■ **Data items**
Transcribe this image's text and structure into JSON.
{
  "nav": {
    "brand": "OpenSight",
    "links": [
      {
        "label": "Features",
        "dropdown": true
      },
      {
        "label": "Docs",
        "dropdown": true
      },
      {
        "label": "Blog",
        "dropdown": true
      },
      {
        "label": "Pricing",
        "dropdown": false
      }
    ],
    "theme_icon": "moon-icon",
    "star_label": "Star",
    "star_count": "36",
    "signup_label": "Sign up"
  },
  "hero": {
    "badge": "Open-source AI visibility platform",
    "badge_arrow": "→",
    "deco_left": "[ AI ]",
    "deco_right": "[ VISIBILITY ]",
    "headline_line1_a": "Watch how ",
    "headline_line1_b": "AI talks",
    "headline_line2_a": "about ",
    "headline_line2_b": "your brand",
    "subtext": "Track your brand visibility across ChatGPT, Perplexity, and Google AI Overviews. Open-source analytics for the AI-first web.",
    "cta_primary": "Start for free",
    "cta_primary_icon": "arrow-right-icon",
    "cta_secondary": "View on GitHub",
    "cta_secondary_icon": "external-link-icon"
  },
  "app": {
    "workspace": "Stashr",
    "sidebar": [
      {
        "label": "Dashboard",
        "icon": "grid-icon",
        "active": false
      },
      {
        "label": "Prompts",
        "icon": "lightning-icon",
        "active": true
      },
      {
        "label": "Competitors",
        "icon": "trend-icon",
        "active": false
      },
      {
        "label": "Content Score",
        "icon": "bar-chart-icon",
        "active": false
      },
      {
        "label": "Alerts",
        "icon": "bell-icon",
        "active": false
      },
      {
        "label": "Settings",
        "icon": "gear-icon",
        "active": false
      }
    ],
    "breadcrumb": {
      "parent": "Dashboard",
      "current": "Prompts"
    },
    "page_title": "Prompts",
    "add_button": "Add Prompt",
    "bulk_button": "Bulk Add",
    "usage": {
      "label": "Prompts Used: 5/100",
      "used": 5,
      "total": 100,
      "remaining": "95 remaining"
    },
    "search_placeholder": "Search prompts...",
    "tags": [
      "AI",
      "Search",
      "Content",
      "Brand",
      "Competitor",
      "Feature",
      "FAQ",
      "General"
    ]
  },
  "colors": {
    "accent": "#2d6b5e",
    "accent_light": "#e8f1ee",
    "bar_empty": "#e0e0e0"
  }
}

■ **TASK DESCRIPTION**
Could you transcribe the records in full, exactly?

■ **RESULT FOR THIS TASK**
Transcribe this image's text and structure into JSON.
{
  "nav": {
    "brand": "OpenSight",
    "links": [
      {
        "label": "Features",
        "dropdown": true
      },
      {
        "label": "Docs",
        "dropdown": true
      },
      {
        "label": "Blog",
        "dropdown": true
      },
      {
        "label": "Pricing",
        "dropdown": false
      }
    ],
    "theme_icon": "moon-icon",
    "star_label": "Star",
    "star_count": "36",
    "signup_label": "Sign up"
  },
  "hero": {
    "badge": "Open-source AI visibility platform",
    "badge_arrow": "→",
    "deco_left": "[ AI ]",
    "deco_right": "[ VISIBILITY ]",
    "headline_line1_a": "Watch how ",
    "headline_line1_b": "AI talks",
    "headline_line2_a": "about ",
    "headline_line2_b": "your brand",
    "subtext": "Track your brand visibility across ChatGPT, Perplexity, and Google AI Overviews. Open-source analytics for the AI-first web.",
    "cta_primary": "Start for free",
    "cta_primary_icon": "arrow-right-icon",
    "cta_secondary": "View on GitHub",
    "cta_secondary_icon": "external-link-icon"
  },
  "app": {
    "workspace": "Stashr",
    "sidebar": [
      {
        "label": "Dashboard",
        "icon": "grid-icon",
        "active": false
      },
      {
        "label": "Prompts",
        "icon": "lightning-icon",
        "active": true
      },
      {
        "label": "Competitors",
        "icon": "trend-icon",
        "active": false
      },
      {
        "label": "Content Score",
        "icon": "bar-chart-icon",
        "active": false
      },
      {
        "label": "Alerts",
        "icon": "bell-icon",
        "active": false
      },
      {
        "label": "Settings",
        "icon": "gear-icon",
        "active": false
      }
    ],
    "breadcrumb": {
      "parent": "Dashboard",
      "current": "Prompts"
    },
    "page_title": "Prompts",
    "add_button": "Add Prompt",
    "bulk_button": "Bulk Add",
    "usage": {
      "label": "Prompts Used: 5/100",
      "used": 5,
      "total": 100,
      "remaining": "95 remaining"
    },
    "search_placeholder": "Search prompts...",
    "tags": [
      "AI",
      "Search",
      "Content",
      "Brand",
      "Competitor",
      "Feature",
      "FAQ",
      "General"
    ]
  },
  "colors": {
    "accent": "#2d6b5e",
    "accent_light": "#e8f1ee",
    "bar_empty": "#e0e0e0"
  }
}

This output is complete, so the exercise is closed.